== What the exercise asks ==
Examine the entries and show every line in which the word "name" is found.

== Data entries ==
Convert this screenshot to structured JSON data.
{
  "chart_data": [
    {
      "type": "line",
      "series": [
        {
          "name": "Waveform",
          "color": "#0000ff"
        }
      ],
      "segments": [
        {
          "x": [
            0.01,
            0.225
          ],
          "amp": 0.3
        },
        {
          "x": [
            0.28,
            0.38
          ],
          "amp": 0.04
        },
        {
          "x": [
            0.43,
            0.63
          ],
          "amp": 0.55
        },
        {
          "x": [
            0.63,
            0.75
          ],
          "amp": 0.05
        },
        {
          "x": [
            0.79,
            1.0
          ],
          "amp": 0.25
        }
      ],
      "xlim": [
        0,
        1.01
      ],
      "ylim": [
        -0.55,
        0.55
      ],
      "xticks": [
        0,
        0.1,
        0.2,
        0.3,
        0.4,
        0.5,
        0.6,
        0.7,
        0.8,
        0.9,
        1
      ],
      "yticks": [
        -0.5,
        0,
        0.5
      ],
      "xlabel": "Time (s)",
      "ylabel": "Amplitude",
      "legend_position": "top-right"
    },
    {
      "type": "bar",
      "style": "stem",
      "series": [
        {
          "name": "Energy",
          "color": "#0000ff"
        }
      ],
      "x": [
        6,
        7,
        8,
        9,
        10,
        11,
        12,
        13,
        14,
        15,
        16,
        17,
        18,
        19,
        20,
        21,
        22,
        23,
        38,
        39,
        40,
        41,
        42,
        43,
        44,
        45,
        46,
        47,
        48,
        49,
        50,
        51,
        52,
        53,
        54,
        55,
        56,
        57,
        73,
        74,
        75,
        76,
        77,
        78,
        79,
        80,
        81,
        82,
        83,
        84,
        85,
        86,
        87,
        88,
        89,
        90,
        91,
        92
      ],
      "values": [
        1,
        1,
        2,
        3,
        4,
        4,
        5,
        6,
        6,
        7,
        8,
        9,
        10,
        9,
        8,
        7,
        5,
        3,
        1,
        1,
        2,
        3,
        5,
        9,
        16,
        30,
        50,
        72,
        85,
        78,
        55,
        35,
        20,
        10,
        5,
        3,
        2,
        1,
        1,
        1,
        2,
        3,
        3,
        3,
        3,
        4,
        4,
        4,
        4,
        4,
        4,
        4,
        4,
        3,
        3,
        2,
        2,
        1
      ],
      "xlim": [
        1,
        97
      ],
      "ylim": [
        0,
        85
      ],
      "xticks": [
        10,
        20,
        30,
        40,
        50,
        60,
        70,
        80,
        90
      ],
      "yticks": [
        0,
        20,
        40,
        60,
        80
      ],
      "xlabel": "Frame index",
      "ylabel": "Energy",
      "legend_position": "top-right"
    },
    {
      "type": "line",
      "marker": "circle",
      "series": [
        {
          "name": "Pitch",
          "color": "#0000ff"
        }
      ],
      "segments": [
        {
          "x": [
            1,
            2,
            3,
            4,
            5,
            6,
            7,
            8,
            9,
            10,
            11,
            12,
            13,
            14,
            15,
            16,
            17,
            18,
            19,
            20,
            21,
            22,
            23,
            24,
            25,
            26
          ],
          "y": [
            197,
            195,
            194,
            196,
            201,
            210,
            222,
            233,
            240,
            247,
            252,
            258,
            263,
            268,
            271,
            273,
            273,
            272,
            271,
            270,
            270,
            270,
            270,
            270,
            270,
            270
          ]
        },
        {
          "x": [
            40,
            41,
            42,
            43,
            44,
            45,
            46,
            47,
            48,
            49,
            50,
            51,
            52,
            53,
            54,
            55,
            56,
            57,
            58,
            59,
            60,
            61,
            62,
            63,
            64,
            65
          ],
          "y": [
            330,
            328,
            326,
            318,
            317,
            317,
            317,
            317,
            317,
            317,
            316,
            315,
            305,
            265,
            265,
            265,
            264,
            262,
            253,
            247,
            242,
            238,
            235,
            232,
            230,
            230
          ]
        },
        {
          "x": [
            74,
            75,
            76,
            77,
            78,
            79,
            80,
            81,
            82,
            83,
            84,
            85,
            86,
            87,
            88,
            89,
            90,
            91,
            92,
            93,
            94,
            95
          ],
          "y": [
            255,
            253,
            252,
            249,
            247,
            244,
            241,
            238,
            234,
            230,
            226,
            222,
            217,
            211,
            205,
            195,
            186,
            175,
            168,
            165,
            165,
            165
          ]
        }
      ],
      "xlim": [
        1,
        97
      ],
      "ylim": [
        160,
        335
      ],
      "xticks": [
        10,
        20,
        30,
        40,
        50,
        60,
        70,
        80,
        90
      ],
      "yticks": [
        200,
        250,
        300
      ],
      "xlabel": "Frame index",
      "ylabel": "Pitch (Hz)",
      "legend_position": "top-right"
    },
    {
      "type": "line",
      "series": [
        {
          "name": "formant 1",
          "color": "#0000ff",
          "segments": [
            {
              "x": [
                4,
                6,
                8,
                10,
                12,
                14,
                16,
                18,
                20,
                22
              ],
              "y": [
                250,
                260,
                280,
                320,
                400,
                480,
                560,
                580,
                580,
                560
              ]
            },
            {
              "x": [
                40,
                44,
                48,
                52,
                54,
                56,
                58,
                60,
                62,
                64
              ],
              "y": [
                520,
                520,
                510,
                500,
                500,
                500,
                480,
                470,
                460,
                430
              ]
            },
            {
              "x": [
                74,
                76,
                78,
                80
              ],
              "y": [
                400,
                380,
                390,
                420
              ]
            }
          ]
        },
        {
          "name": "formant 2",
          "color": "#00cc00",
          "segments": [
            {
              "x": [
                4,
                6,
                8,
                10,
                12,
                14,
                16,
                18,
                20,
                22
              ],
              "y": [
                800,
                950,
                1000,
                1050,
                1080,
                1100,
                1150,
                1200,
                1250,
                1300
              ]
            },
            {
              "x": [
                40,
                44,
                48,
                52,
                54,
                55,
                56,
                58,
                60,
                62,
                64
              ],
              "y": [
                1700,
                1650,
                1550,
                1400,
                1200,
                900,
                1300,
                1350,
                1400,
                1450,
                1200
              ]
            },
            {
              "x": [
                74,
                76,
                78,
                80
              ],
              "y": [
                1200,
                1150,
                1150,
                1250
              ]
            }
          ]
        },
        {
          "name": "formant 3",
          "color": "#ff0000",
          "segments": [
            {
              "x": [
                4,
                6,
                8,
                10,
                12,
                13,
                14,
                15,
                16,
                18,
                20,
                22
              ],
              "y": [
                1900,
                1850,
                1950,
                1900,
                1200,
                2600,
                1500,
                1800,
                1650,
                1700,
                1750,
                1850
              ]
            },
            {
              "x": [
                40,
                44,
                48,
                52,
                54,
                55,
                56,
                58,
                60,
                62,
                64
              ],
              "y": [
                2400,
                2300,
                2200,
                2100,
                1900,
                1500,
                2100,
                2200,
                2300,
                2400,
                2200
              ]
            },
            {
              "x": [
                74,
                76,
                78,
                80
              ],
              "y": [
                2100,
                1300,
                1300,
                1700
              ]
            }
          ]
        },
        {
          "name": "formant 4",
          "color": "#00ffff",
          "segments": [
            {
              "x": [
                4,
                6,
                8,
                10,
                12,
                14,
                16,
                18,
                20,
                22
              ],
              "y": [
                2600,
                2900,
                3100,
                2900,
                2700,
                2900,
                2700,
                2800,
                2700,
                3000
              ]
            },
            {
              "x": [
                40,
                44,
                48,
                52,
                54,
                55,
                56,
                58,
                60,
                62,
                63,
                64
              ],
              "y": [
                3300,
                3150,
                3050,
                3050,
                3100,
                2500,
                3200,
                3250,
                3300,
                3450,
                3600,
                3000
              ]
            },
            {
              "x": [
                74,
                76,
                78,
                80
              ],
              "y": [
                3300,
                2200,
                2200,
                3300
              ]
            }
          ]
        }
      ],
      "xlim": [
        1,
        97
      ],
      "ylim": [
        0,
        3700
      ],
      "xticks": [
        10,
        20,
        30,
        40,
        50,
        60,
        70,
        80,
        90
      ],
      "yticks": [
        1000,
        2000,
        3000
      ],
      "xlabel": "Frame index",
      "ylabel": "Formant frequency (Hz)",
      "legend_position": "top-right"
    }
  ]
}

== Reply ==
          "name": "Waveform",
          "name": "Energy",
          "name": "Pitch",
          "name": "formant 1",
          "name": "formant 2",
          "name": "formant 3",
          "name": "formant 4",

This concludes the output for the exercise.